→ **Work required**:
Rewrite all the records below with every occurrence of "upload-icon" replaced by "upload-glyph". Leave everything else unchanged.

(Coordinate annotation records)
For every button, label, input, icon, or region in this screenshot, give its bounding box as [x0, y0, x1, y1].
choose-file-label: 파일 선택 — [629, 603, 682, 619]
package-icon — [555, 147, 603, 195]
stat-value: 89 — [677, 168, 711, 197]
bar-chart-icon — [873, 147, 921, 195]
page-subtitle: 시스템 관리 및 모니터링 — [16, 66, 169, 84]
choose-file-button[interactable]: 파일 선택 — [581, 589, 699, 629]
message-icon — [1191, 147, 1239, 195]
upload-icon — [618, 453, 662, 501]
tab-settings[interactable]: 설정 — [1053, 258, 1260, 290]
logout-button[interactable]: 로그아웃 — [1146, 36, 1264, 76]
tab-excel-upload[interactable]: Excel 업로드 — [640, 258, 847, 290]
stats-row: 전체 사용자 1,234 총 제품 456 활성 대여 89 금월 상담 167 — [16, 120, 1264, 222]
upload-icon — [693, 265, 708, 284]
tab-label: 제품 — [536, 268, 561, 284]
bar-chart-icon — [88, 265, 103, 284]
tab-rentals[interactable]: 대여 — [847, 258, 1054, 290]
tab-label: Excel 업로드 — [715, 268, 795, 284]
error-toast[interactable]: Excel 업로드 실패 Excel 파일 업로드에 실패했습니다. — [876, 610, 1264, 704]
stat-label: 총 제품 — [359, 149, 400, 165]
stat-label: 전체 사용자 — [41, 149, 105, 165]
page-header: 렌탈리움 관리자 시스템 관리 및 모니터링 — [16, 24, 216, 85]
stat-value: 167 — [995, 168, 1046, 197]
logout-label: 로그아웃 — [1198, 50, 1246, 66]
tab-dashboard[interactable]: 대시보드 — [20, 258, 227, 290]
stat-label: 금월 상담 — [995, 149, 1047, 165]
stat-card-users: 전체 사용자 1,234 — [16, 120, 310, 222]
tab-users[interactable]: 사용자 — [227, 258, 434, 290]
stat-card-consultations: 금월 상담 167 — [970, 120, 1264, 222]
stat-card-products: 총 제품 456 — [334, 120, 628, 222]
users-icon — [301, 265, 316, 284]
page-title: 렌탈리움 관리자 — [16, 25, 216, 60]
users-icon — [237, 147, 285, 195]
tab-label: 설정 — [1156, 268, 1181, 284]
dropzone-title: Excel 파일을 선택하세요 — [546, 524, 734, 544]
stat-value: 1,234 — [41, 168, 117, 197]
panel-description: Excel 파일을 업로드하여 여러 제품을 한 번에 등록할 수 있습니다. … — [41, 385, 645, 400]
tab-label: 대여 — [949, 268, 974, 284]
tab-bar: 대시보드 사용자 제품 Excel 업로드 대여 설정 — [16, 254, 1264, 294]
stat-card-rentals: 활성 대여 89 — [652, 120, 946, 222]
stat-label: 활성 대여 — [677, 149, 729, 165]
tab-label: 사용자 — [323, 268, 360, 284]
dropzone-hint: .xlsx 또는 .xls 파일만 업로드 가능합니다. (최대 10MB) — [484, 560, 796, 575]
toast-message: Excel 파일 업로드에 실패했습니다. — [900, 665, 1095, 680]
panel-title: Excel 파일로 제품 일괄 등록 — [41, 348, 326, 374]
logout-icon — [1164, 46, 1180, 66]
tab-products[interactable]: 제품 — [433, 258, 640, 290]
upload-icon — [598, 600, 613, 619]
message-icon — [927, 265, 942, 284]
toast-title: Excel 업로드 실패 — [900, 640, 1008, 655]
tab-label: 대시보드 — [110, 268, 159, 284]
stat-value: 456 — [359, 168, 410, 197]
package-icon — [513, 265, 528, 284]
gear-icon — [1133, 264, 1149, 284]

→ **The output**:
For every button, label, input, icon, or region in this screenshot, give its bounding box as [x0, y0, x1, y1].
choose-file-label: 파일 선택 — [629, 603, 682, 619]
package-icon — [555, 147, 603, 195]
stat-value: 89 — [677, 168, 711, 197]
bar-chart-icon — [873, 147, 921, 195]
page-subtitle: 시스템 관리 및 모니터링 — [16, 66, 169, 84]
choose-file-button[interactable]: 파일 선택 — [581, 589, 699, 629]
message-icon — [1191, 147, 1239, 195]
upload-glyph — [618, 453, 662, 501]
tab-settings[interactable]: 설정 — [1053, 258, 1260, 290]
logout-button[interactable]: 로그아웃 — [1146, 36, 1264, 76]
tab-excel-upload[interactable]: Excel 업로드 — [640, 258, 847, 290]
stats-row: 전체 사용자 1,234 총 제품 456 활성 대여 89 금월 상담 167 — [16, 120, 1264, 222]
upload-glyph — [693, 265, 708, 284]
tab-label: 제품 — [536, 268, 561, 284]
bar-chart-icon — [88, 265, 103, 284]
tab-rentals[interactable]: 대여 — [847, 258, 1054, 290]
tab-label: Excel 업로드 — [715, 268, 795, 284]
error-toast[interactable]: Excel 업로드 실패 Excel 파일 업로드에 실패했습니다. — [876, 610, 1264, 704]
stat-label: 총 제품 — [359, 149, 400, 165]
stat-label: 전체 사용자 — [41, 149, 105, 165]
page-header: 렌탈리움 관리자 시스템 관리 및 모니터링 — [16, 24, 216, 85]
stat-value: 167 — [995, 168, 1046, 197]
logout-label: 로그아웃 — [1198, 50, 1246, 66]
tab-dashboard[interactable]: 대시보드 — [20, 258, 227, 290]
stat-label: 금월 상담 — [995, 149, 1047, 165]
stat-card-users: 전체 사용자 1,234 — [16, 120, 310, 222]
tab-users[interactable]: 사용자 — [227, 258, 434, 290]
stat-card-consultations: 금월 상담 167 — [970, 120, 1264, 222]
stat-card-products: 총 제품 456 — [334, 120, 628, 222]
users-icon — [301, 265, 316, 284]
page-title: 렌탈리움 관리자 — [16, 25, 216, 60]
users-icon — [237, 147, 285, 195]
tab-label: 설정 — [1156, 268, 1181, 284]
dropzone-title: Excel 파일을 선택하세요 — [546, 524, 734, 544]
stat-value: 1,234 — [41, 168, 117, 197]
panel-description: Excel 파일을 업로드하여 여러 제품을 한 번에 등록할 수 있습니다. … — [41, 385, 645, 400]
tab-label: 대여 — [949, 268, 974, 284]
tab-bar: 대시보드 사용자 제품 Excel 업로드 대여 설정 — [16, 254, 1264, 294]
stat-card-rentals: 활성 대여 89 — [652, 120, 946, 222]
stat-label: 활성 대여 — [677, 149, 729, 165]
tab-label: 사용자 — [323, 268, 360, 284]
dropzone-hint: .xlsx 또는 .xls 파일만 업로드 가능합니다. (최대 10MB) — [484, 560, 796, 575]
toast-message: Excel 파일 업로드에 실패했습니다. — [900, 665, 1095, 680]
panel-title: Excel 파일로 제품 일괄 등록 — [41, 348, 326, 374]
logout-icon — [1164, 46, 1180, 66]
tab-products[interactable]: 제품 — [433, 258, 640, 290]
upload-glyph — [598, 600, 613, 619]
message-icon — [927, 265, 942, 284]
toast-title: Excel 업로드 실패 — [900, 640, 1008, 655]
tab-label: 대시보드 — [110, 268, 159, 284]
stat-value: 456 — [359, 168, 410, 197]
package-icon — [513, 265, 528, 284]
gear-icon — [1133, 264, 1149, 284]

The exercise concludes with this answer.